[Start of section]

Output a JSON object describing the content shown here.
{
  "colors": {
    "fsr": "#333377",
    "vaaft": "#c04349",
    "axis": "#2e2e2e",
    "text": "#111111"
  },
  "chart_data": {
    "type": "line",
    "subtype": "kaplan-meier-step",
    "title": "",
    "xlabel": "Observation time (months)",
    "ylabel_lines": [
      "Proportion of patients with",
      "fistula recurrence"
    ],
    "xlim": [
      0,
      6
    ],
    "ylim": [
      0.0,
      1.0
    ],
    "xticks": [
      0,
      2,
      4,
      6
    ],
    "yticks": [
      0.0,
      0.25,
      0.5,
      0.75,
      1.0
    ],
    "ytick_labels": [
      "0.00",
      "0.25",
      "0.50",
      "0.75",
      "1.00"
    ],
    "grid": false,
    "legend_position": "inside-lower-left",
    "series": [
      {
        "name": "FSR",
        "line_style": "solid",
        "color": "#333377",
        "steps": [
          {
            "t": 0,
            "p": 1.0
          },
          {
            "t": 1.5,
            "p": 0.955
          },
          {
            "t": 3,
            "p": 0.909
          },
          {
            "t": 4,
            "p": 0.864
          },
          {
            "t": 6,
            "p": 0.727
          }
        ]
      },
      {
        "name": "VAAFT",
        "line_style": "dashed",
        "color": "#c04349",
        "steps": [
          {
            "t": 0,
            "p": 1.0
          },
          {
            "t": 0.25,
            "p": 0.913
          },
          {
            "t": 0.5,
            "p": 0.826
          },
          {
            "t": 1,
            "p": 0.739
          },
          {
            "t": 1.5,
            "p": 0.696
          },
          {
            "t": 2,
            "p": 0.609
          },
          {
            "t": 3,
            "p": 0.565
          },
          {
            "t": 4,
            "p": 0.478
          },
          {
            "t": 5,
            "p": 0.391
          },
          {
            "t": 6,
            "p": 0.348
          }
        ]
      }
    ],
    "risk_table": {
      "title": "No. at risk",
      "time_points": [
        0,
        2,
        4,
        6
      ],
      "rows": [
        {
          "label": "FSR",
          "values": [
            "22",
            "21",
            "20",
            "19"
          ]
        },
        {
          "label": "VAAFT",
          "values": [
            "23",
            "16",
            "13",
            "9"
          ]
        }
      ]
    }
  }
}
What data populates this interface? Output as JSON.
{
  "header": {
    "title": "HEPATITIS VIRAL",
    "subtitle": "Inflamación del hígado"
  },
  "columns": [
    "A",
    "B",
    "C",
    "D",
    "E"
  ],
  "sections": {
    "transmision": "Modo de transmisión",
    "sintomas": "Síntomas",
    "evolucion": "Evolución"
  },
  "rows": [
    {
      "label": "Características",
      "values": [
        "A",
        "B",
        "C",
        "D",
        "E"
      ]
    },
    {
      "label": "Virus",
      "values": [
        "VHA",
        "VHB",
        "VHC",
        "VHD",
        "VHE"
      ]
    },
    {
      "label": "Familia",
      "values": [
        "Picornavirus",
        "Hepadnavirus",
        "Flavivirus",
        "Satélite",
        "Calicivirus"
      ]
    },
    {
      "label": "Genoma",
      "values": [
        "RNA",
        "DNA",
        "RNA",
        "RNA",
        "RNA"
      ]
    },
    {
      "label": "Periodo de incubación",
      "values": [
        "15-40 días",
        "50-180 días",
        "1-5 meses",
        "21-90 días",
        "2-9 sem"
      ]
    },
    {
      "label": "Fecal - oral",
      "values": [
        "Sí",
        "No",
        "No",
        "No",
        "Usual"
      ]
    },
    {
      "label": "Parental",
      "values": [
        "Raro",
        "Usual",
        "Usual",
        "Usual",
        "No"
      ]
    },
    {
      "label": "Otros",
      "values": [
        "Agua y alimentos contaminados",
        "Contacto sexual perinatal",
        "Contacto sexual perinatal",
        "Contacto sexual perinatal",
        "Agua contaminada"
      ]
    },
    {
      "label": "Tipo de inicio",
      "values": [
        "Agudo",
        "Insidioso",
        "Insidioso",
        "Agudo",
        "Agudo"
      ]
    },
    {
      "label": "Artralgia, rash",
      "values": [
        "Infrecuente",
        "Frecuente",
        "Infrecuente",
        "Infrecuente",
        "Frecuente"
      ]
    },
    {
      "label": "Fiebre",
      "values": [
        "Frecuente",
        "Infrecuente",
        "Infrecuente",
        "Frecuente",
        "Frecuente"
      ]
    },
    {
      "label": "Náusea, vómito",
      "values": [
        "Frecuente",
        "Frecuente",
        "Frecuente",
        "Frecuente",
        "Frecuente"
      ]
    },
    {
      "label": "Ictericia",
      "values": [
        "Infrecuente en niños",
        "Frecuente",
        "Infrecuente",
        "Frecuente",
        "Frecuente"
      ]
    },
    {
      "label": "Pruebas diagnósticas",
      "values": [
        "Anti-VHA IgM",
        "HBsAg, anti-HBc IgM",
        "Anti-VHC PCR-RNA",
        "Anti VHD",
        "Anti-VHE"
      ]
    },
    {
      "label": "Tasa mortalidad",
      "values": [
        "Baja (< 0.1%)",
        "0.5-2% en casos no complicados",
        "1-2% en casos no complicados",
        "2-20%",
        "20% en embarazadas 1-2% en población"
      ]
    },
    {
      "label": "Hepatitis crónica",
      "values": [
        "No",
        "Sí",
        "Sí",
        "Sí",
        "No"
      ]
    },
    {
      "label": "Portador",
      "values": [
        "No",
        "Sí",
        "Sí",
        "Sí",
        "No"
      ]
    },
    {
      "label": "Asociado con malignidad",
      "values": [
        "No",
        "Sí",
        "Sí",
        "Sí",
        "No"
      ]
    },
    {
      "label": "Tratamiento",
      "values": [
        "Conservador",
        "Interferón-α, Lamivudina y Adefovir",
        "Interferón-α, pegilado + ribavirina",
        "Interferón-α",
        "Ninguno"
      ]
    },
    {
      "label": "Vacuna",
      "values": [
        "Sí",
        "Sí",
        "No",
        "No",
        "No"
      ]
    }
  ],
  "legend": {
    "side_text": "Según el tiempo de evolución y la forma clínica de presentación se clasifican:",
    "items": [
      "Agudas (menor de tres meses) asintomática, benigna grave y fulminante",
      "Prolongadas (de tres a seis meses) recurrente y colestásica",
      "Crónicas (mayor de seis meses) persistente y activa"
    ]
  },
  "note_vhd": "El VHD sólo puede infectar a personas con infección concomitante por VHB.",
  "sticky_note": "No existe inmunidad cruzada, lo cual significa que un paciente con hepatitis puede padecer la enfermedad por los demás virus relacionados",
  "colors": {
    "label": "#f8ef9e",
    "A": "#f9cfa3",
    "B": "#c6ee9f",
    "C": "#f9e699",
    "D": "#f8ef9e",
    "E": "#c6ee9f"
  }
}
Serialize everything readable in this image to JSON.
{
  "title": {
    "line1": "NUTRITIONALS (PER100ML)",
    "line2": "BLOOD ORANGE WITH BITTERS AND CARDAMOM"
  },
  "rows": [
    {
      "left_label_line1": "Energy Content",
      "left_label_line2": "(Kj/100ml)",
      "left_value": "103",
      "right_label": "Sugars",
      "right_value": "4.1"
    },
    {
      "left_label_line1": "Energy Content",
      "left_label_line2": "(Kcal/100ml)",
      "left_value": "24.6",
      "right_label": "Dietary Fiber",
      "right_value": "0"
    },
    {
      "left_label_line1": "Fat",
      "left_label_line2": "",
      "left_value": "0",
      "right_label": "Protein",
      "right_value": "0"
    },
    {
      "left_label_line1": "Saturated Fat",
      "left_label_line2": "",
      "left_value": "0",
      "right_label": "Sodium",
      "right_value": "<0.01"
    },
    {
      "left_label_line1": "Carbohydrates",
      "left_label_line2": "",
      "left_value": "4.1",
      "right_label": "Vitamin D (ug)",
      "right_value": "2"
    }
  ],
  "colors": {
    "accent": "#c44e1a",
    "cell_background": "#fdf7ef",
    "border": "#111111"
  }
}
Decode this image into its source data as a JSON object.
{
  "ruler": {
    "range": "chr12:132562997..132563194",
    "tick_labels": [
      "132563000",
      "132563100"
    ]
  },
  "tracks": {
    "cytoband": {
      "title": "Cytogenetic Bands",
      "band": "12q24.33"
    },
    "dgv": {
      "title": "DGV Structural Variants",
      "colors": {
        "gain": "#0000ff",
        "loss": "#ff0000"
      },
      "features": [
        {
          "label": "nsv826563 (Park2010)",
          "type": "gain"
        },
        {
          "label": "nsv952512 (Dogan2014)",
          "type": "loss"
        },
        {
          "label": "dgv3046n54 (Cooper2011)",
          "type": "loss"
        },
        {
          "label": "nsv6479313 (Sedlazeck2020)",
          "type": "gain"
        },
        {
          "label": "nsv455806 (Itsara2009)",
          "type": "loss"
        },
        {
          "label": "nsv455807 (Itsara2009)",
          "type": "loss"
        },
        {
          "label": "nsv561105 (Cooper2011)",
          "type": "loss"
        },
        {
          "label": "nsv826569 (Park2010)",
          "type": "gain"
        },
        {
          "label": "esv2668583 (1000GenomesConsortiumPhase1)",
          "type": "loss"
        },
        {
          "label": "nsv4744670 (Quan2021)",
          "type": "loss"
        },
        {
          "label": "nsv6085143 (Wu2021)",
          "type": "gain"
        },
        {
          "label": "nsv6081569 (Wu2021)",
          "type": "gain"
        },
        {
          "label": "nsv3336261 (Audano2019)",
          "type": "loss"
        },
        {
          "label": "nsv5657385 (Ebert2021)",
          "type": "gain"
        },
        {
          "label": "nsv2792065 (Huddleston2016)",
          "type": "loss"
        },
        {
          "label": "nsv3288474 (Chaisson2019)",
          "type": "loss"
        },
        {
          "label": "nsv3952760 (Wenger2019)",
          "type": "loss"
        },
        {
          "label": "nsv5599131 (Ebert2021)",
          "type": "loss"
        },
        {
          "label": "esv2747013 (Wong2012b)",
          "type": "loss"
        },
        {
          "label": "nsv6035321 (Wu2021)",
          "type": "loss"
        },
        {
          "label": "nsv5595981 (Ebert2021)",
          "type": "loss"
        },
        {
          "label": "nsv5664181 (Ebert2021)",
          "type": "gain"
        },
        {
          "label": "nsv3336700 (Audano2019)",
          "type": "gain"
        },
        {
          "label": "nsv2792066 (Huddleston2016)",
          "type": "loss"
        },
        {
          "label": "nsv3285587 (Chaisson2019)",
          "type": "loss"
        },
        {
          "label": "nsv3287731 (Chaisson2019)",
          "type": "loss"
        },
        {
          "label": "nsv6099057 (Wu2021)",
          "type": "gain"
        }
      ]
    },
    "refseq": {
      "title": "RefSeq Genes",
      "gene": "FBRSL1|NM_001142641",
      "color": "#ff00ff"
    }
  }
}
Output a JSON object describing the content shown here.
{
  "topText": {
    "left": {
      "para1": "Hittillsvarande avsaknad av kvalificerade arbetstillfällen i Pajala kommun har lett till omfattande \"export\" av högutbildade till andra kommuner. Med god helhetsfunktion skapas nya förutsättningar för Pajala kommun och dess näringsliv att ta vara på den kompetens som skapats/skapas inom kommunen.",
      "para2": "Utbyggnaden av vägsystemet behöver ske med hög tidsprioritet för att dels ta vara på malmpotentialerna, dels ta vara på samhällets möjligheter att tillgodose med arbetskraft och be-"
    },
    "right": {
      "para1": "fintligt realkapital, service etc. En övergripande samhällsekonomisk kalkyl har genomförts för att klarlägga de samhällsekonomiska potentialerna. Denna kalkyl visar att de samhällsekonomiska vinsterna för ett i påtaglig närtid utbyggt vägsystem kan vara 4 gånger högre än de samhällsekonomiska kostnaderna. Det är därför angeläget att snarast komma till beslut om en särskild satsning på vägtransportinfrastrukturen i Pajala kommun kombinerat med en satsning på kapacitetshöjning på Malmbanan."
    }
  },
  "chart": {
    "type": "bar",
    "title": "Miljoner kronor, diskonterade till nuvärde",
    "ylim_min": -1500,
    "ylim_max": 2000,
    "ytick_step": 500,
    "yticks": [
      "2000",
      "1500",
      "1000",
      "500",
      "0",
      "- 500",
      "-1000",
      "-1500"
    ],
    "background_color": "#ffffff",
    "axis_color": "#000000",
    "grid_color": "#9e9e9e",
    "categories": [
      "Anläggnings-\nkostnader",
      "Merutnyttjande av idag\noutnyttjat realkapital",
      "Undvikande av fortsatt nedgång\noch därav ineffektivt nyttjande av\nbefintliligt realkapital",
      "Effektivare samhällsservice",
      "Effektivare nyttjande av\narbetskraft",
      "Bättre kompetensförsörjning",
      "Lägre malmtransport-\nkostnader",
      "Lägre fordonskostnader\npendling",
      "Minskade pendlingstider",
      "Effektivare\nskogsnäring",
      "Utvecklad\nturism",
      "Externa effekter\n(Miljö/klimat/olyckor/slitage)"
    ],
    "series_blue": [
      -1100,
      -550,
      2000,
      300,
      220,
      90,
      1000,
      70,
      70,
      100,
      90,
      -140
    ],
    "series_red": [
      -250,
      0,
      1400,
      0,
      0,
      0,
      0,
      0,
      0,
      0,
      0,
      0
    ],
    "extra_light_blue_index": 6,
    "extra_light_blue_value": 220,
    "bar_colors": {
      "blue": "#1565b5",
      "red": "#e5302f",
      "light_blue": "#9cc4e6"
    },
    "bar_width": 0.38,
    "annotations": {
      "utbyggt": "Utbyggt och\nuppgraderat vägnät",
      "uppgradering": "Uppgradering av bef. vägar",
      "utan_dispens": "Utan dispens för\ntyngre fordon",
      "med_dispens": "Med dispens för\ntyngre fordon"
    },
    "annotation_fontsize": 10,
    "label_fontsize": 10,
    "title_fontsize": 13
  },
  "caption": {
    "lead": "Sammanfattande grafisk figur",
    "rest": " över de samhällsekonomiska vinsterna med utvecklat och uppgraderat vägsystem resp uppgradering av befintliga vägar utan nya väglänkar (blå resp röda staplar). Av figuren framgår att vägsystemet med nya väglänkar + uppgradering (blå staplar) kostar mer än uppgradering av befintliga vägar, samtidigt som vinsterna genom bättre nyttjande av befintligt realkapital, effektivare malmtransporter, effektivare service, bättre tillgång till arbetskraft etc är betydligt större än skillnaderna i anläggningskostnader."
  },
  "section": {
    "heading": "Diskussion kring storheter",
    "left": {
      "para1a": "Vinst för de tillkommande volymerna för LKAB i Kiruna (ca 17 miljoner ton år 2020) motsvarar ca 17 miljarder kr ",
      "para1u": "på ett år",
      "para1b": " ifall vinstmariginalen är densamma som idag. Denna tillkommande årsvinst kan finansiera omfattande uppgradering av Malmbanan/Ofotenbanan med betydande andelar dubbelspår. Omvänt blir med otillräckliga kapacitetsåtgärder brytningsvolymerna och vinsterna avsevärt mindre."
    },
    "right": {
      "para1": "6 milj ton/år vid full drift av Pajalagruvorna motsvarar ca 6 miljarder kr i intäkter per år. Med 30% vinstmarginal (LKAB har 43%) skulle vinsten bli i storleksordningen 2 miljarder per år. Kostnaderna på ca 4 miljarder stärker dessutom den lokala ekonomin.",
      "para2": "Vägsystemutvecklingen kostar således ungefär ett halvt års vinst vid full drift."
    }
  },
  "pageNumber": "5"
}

[End of section]

## [Assigned task]
Return all lines from the entries that contain the string "vägsystemet".

## [Answer to the exercise]
      "para2": "Utbyggnaden av vägsystemet behöver ske med hög tidsprioritet för att dels ta vara på malmpotentialerna, dels ta vara på samhällets möjligheter att tillgodose med arbetskraft och be-"
    "rest": " över de samhällsekonomiska vinsterna med utvecklat och uppgraderat vägsystem resp uppgradering av befintliga vägar utan nya väglänkar (blå resp röda staplar). Av figuren framgår att vägsystemet med nya väglänkar + uppgradering (blå staplar) kostar mer än uppgradering av befintliga vägar, samtidigt som vinsterna genom bättre nyttjande av befintligt realkapital, effektivare malmtransporter, effektivare service, bättre tillgång till arbetskraft etc är betydligt större än skillnaderna i anläggningskostnader."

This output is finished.